*Task description*:
Copy out every line that contains "targetSdk".

*Provided material*:
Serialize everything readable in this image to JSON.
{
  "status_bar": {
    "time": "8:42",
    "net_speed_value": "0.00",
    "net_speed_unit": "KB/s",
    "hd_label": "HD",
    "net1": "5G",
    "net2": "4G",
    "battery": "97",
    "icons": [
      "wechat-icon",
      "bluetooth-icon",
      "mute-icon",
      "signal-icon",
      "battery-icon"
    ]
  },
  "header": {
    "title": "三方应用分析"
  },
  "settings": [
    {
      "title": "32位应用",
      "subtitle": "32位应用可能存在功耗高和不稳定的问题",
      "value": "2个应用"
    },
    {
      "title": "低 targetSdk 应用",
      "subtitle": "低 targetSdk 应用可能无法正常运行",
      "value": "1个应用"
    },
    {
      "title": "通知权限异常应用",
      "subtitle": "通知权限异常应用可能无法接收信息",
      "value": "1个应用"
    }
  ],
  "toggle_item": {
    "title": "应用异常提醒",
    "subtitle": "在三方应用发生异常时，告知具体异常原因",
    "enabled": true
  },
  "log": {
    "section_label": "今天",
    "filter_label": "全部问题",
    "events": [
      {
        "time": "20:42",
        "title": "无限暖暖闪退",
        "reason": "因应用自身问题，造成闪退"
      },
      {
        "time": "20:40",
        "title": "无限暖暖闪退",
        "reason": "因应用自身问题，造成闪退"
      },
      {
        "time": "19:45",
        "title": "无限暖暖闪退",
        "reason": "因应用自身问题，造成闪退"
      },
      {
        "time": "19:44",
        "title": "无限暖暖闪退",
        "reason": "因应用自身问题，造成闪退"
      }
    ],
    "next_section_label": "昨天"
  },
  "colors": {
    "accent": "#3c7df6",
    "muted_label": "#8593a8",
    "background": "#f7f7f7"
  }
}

*Output for this exercise*:
      "title": "低 targetSdk 应用",
      "subtitle": "低 targetSdk 应用可能无法正常运行",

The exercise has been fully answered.